» **Instruction**
Look through the data below and say how many of its lines contain "Attention", adding nothing else.

-- Start of Supplied entries --

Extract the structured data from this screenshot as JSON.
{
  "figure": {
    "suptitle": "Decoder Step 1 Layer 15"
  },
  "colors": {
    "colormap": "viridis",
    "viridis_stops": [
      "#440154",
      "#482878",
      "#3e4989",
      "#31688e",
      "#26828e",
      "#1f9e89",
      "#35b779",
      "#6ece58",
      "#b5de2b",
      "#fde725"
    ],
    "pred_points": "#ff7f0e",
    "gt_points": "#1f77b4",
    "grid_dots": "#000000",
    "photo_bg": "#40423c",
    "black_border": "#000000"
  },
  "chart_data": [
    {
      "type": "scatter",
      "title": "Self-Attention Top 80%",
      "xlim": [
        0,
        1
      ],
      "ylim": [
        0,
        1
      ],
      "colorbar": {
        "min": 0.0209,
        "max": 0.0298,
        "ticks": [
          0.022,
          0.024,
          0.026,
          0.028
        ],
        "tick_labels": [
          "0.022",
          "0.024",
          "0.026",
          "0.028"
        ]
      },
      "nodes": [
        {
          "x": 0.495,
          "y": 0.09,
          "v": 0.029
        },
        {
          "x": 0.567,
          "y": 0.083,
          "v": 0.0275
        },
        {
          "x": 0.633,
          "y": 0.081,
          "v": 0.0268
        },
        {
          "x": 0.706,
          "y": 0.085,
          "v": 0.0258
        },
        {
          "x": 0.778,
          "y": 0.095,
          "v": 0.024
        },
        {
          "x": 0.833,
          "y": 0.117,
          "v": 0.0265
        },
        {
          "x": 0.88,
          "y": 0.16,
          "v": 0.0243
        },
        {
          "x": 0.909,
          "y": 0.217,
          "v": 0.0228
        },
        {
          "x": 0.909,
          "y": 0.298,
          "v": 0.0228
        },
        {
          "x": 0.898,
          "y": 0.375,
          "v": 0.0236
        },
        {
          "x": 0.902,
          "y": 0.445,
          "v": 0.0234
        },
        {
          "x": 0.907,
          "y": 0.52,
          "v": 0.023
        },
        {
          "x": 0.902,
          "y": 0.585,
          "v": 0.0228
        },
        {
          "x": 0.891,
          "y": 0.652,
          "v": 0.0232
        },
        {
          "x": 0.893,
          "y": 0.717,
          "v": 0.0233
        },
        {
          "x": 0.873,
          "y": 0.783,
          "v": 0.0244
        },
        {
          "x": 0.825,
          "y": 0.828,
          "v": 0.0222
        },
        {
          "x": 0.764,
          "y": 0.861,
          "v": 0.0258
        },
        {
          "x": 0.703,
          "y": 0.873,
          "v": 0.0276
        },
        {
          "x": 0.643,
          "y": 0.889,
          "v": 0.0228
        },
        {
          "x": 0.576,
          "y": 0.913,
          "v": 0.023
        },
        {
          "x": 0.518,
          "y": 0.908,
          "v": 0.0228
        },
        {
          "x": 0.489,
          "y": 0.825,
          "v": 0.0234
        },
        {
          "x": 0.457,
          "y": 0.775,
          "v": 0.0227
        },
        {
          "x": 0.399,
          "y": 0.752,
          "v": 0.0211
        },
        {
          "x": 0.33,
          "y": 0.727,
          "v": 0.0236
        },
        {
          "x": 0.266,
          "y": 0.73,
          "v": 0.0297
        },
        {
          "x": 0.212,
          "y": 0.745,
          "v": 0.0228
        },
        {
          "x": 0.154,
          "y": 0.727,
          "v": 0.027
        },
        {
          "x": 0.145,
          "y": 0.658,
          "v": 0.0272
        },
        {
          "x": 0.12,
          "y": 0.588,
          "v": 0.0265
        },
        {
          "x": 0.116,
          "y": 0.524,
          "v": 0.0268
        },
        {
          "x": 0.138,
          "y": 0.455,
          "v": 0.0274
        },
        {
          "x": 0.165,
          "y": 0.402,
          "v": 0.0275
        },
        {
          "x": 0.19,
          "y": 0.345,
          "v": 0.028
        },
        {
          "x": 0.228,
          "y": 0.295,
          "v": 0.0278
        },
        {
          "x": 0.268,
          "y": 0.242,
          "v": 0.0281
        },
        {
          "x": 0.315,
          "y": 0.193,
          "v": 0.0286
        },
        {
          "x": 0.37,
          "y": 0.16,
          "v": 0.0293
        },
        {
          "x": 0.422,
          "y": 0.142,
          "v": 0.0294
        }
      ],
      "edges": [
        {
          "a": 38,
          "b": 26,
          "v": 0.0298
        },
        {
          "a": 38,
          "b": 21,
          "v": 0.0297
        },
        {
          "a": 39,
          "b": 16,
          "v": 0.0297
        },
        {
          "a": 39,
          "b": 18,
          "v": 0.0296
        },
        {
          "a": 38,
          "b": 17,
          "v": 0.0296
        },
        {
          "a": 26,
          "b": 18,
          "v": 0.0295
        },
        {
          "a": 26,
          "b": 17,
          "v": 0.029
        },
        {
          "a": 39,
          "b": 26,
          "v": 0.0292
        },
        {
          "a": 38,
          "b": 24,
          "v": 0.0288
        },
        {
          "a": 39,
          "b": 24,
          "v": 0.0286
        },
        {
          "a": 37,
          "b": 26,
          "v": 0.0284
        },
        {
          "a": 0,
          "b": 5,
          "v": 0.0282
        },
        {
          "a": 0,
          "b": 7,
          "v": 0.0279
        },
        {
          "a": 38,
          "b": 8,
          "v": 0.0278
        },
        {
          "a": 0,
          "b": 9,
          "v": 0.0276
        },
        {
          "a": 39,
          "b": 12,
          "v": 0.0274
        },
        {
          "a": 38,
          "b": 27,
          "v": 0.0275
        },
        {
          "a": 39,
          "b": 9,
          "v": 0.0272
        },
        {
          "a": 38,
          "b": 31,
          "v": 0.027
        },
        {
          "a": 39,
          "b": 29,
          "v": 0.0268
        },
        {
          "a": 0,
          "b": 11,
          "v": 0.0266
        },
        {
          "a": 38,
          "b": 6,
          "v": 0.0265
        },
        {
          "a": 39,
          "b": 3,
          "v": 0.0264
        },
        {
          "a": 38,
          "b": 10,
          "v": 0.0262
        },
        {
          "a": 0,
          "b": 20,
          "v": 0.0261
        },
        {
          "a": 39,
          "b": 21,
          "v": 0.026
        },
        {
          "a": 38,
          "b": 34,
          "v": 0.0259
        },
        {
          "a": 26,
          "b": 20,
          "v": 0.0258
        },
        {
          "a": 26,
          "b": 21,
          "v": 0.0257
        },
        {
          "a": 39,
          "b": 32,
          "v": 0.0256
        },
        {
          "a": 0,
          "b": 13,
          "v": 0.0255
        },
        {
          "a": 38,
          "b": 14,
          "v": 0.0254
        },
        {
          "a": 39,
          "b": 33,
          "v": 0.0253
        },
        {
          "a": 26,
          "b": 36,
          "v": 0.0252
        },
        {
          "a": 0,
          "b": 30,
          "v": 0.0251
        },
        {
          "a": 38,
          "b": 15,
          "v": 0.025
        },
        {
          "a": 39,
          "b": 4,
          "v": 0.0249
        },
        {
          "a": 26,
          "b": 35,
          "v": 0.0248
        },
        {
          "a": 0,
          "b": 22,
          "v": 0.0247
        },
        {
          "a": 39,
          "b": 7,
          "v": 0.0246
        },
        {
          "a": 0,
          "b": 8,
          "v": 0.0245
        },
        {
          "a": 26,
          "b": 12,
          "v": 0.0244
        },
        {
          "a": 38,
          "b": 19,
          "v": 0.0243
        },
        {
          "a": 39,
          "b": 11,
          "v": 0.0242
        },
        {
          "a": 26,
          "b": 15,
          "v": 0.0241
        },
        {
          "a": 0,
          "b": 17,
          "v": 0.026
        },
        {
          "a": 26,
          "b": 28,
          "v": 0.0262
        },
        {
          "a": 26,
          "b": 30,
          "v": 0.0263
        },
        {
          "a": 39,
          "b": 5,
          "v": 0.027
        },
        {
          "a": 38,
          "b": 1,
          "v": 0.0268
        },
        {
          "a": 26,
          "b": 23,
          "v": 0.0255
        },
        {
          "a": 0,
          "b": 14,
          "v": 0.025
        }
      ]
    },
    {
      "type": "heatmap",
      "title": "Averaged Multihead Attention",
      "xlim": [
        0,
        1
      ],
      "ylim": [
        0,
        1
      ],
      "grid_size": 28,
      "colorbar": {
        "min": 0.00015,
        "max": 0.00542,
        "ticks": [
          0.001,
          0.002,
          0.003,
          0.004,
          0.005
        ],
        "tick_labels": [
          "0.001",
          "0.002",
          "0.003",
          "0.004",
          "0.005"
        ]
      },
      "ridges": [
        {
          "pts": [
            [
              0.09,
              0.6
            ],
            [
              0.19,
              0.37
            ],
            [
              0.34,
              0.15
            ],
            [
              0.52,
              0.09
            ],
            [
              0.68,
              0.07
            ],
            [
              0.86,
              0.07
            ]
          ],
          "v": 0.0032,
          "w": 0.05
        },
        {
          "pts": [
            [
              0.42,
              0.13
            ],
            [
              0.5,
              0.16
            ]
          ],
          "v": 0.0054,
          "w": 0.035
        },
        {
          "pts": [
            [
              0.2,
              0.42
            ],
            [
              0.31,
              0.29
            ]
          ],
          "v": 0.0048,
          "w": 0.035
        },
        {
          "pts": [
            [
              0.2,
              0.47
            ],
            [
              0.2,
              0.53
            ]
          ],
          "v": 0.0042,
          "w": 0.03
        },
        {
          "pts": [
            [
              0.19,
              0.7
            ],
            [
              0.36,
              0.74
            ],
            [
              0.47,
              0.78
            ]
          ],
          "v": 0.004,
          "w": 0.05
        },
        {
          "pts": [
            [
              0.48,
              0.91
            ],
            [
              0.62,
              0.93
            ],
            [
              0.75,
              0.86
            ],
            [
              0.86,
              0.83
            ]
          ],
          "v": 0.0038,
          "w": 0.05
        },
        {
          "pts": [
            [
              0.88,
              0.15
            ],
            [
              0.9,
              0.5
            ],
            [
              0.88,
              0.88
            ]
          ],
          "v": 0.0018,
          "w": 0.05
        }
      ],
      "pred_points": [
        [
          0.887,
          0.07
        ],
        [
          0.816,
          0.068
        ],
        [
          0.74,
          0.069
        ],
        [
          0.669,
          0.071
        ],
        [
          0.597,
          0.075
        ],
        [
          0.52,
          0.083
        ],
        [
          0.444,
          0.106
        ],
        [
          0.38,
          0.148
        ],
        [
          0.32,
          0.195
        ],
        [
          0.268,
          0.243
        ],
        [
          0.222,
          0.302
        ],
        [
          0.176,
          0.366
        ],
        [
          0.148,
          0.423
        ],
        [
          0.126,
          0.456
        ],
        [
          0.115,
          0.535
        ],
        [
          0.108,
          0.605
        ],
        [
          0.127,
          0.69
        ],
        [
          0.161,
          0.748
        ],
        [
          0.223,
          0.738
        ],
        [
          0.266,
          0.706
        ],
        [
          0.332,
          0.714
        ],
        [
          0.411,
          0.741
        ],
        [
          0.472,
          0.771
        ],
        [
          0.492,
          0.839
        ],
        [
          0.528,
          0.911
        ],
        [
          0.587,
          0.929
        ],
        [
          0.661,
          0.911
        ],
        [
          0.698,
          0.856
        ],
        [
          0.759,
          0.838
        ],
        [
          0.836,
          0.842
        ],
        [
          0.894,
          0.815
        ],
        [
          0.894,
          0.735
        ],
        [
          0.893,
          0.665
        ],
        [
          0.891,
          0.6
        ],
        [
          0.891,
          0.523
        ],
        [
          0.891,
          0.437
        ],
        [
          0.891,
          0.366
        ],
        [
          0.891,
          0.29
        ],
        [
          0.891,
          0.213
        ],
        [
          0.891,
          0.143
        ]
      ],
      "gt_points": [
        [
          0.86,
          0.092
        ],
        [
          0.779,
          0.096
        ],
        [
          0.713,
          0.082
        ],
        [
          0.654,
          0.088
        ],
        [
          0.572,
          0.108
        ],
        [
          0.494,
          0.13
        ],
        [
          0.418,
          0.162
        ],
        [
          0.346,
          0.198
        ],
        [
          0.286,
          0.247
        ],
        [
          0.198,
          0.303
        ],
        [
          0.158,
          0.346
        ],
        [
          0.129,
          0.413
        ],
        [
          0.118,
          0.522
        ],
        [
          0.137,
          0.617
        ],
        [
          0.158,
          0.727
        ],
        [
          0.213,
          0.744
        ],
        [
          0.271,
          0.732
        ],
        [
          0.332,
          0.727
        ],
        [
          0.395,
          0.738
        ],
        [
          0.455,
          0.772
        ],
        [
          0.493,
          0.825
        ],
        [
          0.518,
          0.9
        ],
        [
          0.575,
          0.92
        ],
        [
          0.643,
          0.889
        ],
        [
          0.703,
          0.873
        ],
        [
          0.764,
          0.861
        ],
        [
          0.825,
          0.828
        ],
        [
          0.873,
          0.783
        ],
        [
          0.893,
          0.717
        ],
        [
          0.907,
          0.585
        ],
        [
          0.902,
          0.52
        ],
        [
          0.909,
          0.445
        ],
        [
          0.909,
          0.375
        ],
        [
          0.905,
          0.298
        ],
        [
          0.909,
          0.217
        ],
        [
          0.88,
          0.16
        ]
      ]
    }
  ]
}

-- End of Supplied entries --

» **Answer to the problem**
2